What you are asked to do:
Extract all lines in the data that contain the word "share".

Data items
______

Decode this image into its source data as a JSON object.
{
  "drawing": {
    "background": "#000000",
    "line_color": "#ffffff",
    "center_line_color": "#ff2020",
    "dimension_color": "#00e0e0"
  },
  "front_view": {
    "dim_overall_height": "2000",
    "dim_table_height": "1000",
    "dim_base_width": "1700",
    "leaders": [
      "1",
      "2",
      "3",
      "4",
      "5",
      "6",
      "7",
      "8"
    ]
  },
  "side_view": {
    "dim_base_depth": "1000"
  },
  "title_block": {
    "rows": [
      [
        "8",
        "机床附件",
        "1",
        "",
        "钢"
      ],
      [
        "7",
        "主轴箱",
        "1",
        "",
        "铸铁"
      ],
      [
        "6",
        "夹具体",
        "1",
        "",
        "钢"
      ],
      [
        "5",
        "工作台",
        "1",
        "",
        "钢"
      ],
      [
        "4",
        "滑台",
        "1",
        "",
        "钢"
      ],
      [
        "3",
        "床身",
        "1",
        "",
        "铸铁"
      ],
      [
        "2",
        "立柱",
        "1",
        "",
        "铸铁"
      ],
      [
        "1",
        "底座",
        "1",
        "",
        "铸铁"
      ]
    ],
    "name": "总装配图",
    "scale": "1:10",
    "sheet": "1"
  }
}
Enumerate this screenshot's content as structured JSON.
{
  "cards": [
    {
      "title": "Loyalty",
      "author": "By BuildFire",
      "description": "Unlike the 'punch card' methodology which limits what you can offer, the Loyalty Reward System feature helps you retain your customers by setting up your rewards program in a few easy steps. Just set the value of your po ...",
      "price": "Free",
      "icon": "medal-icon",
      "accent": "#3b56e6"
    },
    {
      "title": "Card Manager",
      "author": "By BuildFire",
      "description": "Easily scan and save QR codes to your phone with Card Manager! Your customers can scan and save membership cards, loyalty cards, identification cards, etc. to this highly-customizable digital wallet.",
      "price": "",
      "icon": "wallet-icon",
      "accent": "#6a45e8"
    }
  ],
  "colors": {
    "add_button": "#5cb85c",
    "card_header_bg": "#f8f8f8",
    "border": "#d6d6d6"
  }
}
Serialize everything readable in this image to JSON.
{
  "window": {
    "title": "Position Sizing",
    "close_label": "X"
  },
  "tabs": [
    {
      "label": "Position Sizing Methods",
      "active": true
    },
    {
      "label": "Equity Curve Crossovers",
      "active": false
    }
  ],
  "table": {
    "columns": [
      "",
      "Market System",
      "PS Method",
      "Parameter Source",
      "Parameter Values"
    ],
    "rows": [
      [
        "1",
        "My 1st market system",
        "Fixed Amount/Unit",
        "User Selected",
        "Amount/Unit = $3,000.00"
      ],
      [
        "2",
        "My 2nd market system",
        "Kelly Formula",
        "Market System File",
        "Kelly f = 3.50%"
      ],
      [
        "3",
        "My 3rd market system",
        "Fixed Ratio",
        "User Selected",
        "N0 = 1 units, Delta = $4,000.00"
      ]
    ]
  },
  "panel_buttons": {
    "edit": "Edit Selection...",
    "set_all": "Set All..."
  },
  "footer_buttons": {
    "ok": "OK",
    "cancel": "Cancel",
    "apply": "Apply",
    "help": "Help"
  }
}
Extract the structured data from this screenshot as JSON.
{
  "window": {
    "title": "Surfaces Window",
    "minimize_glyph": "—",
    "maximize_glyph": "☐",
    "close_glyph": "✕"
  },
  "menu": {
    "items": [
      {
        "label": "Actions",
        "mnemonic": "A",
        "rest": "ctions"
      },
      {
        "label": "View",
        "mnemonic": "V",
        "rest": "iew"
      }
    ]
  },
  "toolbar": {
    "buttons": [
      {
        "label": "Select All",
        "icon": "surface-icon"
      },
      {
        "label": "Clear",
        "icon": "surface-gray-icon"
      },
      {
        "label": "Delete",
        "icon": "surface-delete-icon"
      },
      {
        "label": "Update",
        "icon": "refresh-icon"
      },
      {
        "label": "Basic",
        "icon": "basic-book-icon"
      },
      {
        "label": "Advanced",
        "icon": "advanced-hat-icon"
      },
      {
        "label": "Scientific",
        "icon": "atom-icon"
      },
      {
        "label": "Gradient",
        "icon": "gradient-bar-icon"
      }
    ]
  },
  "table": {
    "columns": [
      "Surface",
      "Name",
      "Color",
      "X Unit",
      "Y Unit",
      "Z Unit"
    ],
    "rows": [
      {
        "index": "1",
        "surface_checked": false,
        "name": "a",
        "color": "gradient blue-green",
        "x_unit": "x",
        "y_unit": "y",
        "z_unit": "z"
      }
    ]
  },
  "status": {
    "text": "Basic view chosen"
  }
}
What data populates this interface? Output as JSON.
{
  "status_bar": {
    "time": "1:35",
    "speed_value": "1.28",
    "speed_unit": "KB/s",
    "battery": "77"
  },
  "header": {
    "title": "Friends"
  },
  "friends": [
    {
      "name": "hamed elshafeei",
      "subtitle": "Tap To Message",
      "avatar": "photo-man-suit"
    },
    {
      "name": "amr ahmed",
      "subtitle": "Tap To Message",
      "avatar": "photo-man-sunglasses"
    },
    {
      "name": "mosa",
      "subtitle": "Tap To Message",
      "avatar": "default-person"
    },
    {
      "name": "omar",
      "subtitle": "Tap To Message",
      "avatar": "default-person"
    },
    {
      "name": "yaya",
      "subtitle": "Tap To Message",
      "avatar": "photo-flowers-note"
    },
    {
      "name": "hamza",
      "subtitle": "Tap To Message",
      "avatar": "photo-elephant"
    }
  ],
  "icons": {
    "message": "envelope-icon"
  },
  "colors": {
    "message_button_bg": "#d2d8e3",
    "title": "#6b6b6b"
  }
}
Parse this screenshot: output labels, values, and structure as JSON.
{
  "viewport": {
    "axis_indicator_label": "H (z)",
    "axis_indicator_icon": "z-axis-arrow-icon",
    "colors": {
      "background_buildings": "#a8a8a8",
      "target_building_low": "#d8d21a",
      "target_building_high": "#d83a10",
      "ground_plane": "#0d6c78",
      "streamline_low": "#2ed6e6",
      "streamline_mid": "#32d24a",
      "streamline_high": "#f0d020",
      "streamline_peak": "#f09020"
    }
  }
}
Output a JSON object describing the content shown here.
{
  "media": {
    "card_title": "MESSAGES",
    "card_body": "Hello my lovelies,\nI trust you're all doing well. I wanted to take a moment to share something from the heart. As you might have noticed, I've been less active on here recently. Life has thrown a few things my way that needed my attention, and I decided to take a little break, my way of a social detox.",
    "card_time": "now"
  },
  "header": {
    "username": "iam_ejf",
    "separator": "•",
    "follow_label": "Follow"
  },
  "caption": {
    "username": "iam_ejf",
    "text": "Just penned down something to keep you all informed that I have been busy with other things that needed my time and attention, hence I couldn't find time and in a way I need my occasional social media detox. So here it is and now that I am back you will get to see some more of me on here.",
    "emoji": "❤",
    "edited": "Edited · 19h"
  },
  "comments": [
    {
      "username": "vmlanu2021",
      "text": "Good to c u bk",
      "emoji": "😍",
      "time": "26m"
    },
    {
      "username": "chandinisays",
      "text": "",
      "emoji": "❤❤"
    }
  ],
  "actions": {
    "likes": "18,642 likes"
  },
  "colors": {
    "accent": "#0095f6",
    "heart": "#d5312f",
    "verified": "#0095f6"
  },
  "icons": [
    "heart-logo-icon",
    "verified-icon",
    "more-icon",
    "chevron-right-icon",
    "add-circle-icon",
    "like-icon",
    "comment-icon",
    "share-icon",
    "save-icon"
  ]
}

______

Result of this exercise:
    "card_body": "Hello my lovelies,\nI trust you're all doing well. I wanted to take a moment to share something from the heart. As you might have noticed, I've been less active on here recently. Life has thrown a few things my way that needed my attention, and I decided to take a little break, my way of a social detox.",
    "share-icon",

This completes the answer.